#### WHAT TO WORK ON
Repeat the material verbatim. Images are excluded from the copy.
<<<<
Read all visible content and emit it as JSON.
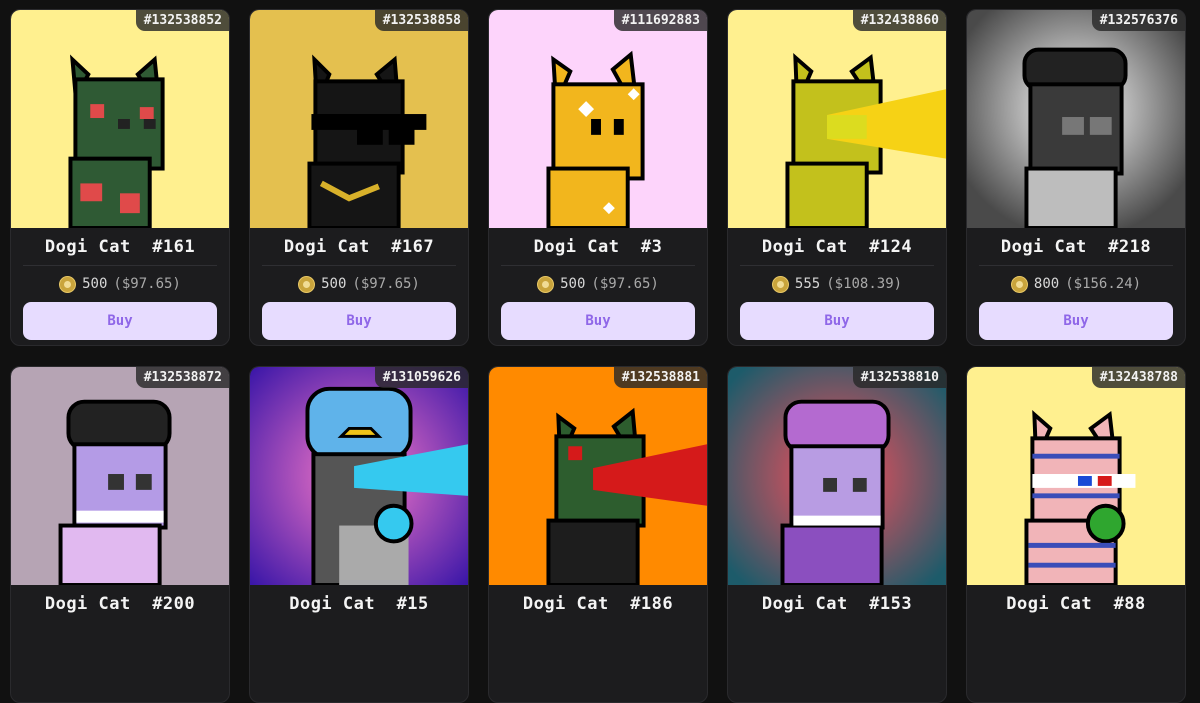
{
  "listings": [
    {
      "inscription": "#132538852",
      "name": "Dogi Cat  #161",
      "amount": "500",
      "usd": "($97.65)",
      "buy_label": "Buy"
    },
    {
      "inscription": "#132538858",
      "name": "Dogi Cat  #167",
      "amount": "500",
      "usd": "($97.65)",
      "buy_label": "Buy"
    },
    {
      "inscription": "#111692883",
      "name": "Dogi Cat  #3",
      "amount": "500",
      "usd": "($97.65)",
      "buy_label": "Buy"
    },
    {
      "inscription": "#132438860",
      "name": "Dogi Cat  #124",
      "amount": "555",
      "usd": "($108.39)",
      "buy_label": "Buy"
    },
    {
      "inscription": "#132576376",
      "name": "Dogi Cat  #218",
      "amount": "800",
      "usd": "($156.24)",
      "buy_label": "Buy"
    },
    {
      "inscription": "#132538872",
      "name": "Dogi Cat  #200"
    },
    {
      "inscription": "#131059626",
      "name": "Dogi Cat  #15"
    },
    {
      "inscription": "#132538881",
      "name": "Dogi Cat  #186"
    },
    {
      "inscription": "#132538810",
      "name": "Dogi Cat  #153"
    },
    {
      "inscription": "#132438788",
      "name": "Dogi Cat  #88"
    }
  ],
  "art": [
    {
      "bg": "#fff08f",
      "body": "#2f5a34",
      "accent": "#e04a4a"
    },
    {
      "bg": "#e4c04f",
      "body": "#151515",
      "accent": "#d8b12a"
    },
    {
      "bg": "#fdd4fb",
      "body": "#f2b61d",
      "accent": "#ffffff"
    },
    {
      "bg": "#fff08f",
      "body": "#c3c11c",
      "accent": "#f6d215"
    },
    {
      "bg": "#cfcfcf",
      "body": "#3a3a3a",
      "accent": "#222222"
    },
    {
      "bg": "#b6a4b4",
      "body": "#b49be6",
      "accent": "#222222"
    },
    {
      "bg": "#6a2fb0",
      "body": "#5fb3ea",
      "accent": "#35c9ef"
    },
    {
      "bg": "#ff8a00",
      "body": "#2d5d2e",
      "accent": "#d51a1a"
    },
    {
      "bg": "#2c6d6e",
      "body": "#b89ce3",
      "accent": "#b46ad0"
    },
    {
      "bg": "#fff08f",
      "body": "#f1b4b8",
      "accent": "#2fa62f"
    }
  ]
}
>>>>
#### THE RESULT
Read all visible content and emit it as JSON.
{
  "listings": [
    {
      "inscription": "#132538852",
      "name": "Dogi Cat  #161",
      "amount": "500",
      "usd": "($97.65)",
      "buy_label": "Buy"
    },
    {
      "inscription": "#132538858",
      "name": "Dogi Cat  #167",
      "amount": "500",
      "usd": "($97.65)",
      "buy_label": "Buy"
    },
    {
      "inscription": "#111692883",
      "name": "Dogi Cat  #3",
      "amount": "500",
      "usd": "($97.65)",
      "buy_label": "Buy"
    },
    {
      "inscription": "#132438860",
      "name": "Dogi Cat  #124",
      "amount": "555",
      "usd": "($108.39)",
      "buy_label": "Buy"
    },
    {
      "inscription": "#132576376",
      "name": "Dogi Cat  #218",
      "amount": "800",
      "usd": "($156.24)",
      "buy_label": "Buy"
    },
    {
      "inscription": "#132538872",
      "name": "Dogi Cat  #200"
    },
    {
      "inscription": "#131059626",
      "name": "Dogi Cat  #15"
    },
    {
      "inscription": "#132538881",
      "name": "Dogi Cat  #186"
    },
    {
      "inscription": "#132538810",
      "name": "Dogi Cat  #153"
    },
    {
      "inscription": "#132438788",
      "name": "Dogi Cat  #88"
    }
  ],
  "art": [
    {
      "bg": "#fff08f",
      "body": "#2f5a34",
      "accent": "#e04a4a"
    },
    {
      "bg": "#e4c04f",
      "body": "#151515",
      "accent": "#d8b12a"
    },
    {
      "bg": "#fdd4fb",
      "body": "#f2b61d",
      "accent": "#ffffff"
    },
    {
      "bg": "#fff08f",
      "body": "#c3c11c",
      "accent": "#f6d215"
    },
    {
      "bg": "#cfcfcf",
      "body": "#3a3a3a",
      "accent": "#222222"
    },
    {
      "bg": "#b6a4b4",
      "body": "#b49be6",
      "accent": "#222222"
    },
    {
      "bg": "#6a2fb0",
      "body": "#5fb3ea",
      "accent": "#35c9ef"
    },
    {
      "bg": "#ff8a00",
      "body": "#2d5d2e",
      "accent": "#d51a1a"
    },
    {
      "bg": "#2c6d6e",
      "body": "#b89ce3",
      "accent": "#b46ad0"
    },
    {
      "bg": "#fff08f",
      "body": "#f1b4b8",
      "accent": "#2fa62f"
    }
  ]
}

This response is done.